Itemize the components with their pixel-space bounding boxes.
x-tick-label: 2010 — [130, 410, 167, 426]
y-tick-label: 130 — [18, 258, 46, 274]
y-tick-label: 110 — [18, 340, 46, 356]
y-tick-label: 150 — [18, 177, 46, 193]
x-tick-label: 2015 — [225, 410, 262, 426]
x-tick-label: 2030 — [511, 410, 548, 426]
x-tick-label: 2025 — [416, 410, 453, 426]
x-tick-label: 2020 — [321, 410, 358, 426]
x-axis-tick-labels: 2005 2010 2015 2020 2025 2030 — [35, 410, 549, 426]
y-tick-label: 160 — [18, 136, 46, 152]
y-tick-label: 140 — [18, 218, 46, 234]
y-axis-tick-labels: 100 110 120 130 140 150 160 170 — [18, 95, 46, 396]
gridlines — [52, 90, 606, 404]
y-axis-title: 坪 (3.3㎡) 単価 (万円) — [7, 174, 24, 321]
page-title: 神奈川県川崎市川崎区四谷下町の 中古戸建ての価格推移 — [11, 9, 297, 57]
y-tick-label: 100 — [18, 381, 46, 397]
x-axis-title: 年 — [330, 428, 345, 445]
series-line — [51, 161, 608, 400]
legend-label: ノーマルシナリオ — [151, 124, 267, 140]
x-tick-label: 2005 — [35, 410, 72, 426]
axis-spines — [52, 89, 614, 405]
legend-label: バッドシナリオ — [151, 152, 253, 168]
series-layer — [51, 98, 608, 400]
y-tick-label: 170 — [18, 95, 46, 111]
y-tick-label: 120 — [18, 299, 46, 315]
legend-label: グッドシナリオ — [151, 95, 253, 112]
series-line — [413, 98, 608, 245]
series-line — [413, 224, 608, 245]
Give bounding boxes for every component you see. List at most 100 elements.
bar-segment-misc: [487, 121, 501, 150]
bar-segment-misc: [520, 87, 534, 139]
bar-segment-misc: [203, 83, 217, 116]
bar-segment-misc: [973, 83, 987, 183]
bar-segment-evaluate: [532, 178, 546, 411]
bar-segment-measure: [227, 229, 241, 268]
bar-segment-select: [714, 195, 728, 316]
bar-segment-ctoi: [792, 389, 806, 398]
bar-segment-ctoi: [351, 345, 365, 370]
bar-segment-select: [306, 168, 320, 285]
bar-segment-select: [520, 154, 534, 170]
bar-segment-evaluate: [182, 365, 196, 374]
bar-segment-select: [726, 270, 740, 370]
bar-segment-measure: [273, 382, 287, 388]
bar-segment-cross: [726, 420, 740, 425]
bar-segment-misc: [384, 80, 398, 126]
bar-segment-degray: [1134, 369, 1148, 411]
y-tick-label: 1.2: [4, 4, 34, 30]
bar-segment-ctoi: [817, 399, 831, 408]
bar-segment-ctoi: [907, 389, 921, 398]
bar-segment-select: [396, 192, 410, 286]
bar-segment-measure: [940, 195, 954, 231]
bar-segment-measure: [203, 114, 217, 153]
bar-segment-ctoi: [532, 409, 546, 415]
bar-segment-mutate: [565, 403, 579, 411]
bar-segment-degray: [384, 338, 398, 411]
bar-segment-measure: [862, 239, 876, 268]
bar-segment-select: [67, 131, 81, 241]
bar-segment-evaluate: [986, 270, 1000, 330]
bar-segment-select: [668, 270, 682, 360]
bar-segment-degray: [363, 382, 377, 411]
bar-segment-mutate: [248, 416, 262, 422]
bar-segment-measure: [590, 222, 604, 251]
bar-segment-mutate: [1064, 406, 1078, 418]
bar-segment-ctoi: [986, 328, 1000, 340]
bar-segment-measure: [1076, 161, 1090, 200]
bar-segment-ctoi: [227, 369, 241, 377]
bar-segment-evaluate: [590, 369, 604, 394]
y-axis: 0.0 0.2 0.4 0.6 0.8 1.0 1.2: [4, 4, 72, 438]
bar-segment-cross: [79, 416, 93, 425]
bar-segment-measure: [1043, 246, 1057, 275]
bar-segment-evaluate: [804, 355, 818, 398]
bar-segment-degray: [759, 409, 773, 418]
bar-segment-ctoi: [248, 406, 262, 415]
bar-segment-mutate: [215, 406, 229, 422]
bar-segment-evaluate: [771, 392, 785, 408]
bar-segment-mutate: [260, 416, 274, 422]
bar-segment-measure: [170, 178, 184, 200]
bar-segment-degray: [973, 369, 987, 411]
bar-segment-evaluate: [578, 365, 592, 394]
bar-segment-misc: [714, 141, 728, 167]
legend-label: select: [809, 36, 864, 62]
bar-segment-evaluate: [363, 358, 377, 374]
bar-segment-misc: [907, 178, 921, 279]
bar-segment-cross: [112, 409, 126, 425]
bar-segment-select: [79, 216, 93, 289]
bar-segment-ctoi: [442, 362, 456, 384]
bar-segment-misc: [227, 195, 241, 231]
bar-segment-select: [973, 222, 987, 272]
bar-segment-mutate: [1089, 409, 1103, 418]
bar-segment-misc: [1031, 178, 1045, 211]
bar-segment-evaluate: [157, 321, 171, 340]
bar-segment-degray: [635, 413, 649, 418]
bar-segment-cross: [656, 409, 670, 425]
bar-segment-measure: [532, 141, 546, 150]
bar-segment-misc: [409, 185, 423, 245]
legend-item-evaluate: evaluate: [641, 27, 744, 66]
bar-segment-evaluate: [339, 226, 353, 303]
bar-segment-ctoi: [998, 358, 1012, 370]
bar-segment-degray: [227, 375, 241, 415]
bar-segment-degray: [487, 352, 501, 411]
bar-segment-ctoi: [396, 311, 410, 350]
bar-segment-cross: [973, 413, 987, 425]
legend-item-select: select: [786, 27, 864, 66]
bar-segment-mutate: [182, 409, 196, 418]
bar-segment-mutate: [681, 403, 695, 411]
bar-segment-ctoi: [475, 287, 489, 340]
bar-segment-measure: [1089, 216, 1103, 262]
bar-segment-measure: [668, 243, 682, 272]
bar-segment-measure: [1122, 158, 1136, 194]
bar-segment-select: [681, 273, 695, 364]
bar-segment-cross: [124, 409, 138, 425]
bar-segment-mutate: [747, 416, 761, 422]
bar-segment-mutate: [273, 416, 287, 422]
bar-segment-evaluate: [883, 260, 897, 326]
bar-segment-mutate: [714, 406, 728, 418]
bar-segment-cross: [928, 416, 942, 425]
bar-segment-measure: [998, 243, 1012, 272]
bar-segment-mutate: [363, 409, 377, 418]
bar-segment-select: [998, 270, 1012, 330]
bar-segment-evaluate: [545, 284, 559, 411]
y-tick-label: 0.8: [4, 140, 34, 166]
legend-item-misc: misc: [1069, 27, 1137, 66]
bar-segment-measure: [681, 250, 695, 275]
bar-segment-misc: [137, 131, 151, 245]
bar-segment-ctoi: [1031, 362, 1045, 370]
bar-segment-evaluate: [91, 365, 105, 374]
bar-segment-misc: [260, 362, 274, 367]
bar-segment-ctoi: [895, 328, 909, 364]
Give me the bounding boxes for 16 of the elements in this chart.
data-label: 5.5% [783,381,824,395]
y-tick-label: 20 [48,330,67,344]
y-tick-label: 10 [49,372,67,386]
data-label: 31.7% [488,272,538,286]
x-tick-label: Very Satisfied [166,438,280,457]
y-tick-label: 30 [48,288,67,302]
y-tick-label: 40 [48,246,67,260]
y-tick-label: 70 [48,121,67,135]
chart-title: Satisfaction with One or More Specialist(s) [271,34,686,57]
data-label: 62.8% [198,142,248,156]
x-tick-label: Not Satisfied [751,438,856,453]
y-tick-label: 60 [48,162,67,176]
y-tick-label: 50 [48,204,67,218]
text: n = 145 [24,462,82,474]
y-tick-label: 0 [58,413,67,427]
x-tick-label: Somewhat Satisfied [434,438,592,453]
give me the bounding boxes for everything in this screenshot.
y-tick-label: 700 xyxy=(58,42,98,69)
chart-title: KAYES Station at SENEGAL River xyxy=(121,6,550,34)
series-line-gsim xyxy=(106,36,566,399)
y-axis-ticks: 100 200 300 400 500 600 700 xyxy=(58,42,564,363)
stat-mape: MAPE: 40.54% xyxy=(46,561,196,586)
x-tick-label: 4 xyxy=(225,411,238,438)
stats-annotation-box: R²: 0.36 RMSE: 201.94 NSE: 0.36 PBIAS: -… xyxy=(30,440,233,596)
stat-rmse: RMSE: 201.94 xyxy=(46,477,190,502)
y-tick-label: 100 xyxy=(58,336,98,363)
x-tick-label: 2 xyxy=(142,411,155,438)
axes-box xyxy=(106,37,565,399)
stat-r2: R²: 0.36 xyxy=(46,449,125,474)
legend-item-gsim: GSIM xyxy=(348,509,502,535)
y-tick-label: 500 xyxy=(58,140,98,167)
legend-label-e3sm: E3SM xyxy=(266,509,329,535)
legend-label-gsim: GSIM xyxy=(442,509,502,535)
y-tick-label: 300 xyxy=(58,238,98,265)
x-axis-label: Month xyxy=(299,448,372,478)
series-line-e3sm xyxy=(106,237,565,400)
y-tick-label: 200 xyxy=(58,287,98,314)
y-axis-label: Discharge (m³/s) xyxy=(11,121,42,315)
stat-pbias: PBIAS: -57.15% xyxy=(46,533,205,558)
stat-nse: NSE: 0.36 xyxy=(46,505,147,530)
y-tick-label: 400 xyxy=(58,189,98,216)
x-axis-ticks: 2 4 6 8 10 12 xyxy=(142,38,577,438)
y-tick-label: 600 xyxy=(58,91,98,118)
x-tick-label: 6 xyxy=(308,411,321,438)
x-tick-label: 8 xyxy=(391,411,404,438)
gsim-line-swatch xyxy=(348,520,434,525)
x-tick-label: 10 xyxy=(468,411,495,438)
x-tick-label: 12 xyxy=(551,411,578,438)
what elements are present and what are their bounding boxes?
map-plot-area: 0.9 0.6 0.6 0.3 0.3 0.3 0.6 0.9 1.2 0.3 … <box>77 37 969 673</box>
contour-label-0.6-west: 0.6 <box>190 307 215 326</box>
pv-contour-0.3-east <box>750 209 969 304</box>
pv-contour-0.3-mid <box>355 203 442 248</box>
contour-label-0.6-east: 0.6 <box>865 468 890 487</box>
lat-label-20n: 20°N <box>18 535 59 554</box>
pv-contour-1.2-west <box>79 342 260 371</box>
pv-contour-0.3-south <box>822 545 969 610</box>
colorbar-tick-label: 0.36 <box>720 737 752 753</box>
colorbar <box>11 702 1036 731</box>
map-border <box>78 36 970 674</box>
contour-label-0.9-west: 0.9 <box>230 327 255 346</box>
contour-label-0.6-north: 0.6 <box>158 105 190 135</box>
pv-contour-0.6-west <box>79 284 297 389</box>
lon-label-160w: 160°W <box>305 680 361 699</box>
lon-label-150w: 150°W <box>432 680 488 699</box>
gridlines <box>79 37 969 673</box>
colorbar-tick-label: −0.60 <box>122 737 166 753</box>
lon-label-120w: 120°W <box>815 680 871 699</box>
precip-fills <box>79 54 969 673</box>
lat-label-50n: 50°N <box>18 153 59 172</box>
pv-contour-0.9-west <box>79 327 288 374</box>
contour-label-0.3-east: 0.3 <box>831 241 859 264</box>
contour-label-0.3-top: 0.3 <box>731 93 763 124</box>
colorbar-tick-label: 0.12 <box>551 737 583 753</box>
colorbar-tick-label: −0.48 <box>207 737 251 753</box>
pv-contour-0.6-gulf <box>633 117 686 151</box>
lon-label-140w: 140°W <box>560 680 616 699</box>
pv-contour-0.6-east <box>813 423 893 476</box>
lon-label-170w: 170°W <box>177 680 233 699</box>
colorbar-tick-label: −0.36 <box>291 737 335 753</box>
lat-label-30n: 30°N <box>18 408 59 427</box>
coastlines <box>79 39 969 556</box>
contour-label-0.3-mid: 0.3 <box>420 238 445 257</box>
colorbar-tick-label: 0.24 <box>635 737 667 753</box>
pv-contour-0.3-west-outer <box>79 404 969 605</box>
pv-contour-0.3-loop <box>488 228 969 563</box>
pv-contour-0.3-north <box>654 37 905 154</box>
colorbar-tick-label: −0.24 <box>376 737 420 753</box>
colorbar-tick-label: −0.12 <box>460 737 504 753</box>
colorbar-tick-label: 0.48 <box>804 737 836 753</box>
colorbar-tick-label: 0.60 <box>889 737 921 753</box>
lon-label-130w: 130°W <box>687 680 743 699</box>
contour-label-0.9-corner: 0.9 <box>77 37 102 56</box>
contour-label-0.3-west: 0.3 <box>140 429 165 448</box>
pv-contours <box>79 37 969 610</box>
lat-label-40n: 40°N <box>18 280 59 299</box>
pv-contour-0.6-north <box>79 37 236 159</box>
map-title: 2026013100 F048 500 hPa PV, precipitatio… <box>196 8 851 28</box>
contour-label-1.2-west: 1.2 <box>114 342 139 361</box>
- - -
__GOAL__
Copy the records above word for word, from their first line through the line containing "bar-segment-misc: [384, 80, 398, 126]", including that line.

__RESPONSE BELOW__
Itemize the components with their pixel-space bounding boxes.
x-tick-label: 2010 — [130, 410, 167, 426]
y-tick-label: 130 — [18, 258, 46, 274]
y-tick-label: 110 — [18, 340, 46, 356]
y-tick-label: 150 — [18, 177, 46, 193]
x-tick-label: 2015 — [225, 410, 262, 426]
x-tick-label: 2030 — [511, 410, 548, 426]
x-tick-label: 2025 — [416, 410, 453, 426]
x-tick-label: 2020 — [321, 410, 358, 426]
x-axis-tick-labels: 2005 2010 2015 2020 2025 2030 — [35, 410, 549, 426]
y-tick-label: 160 — [18, 136, 46, 152]
y-tick-label: 140 — [18, 218, 46, 234]
y-axis-tick-labels: 100 110 120 130 140 150 160 170 — [18, 95, 46, 396]
gridlines — [52, 90, 606, 404]
y-axis-title: 坪 (3.3㎡) 単価 (万円) — [7, 174, 24, 321]
page-title: 神奈川県川崎市川崎区四谷下町の 中古戸建ての価格推移 — [11, 9, 297, 57]
y-tick-label: 100 — [18, 381, 46, 397]
x-axis-title: 年 — [330, 428, 345, 445]
series-line — [51, 161, 608, 400]
legend-label: ノーマルシナリオ — [151, 124, 267, 140]
x-tick-label: 2005 — [35, 410, 72, 426]
axis-spines — [52, 89, 614, 405]
legend-label: バッドシナリオ — [151, 152, 253, 168]
series-layer — [51, 98, 608, 400]
y-tick-label: 170 — [18, 95, 46, 111]
y-tick-label: 120 — [18, 299, 46, 315]
legend-label: グッドシナリオ — [151, 95, 253, 112]
series-line — [413, 98, 608, 245]
series-line — [413, 224, 608, 245]
Give bounding boxes for every component you see. List at most 100 elements.
bar-segment-misc: [487, 121, 501, 150]
bar-segment-misc: [520, 87, 534, 139]
bar-segment-misc: [203, 83, 217, 116]
bar-segment-misc: [973, 83, 987, 183]
bar-segment-evaluate: [532, 178, 546, 411]
bar-segment-measure: [227, 229, 241, 268]
bar-segment-select: [714, 195, 728, 316]
bar-segment-ctoi: [792, 389, 806, 398]
bar-segment-ctoi: [351, 345, 365, 370]
bar-segment-select: [306, 168, 320, 285]
bar-segment-select: [520, 154, 534, 170]
bar-segment-evaluate: [182, 365, 196, 374]
bar-segment-select: [726, 270, 740, 370]
bar-segment-measure: [273, 382, 287, 388]
bar-segment-cross: [726, 420, 740, 425]
bar-segment-misc: [384, 80, 398, 126]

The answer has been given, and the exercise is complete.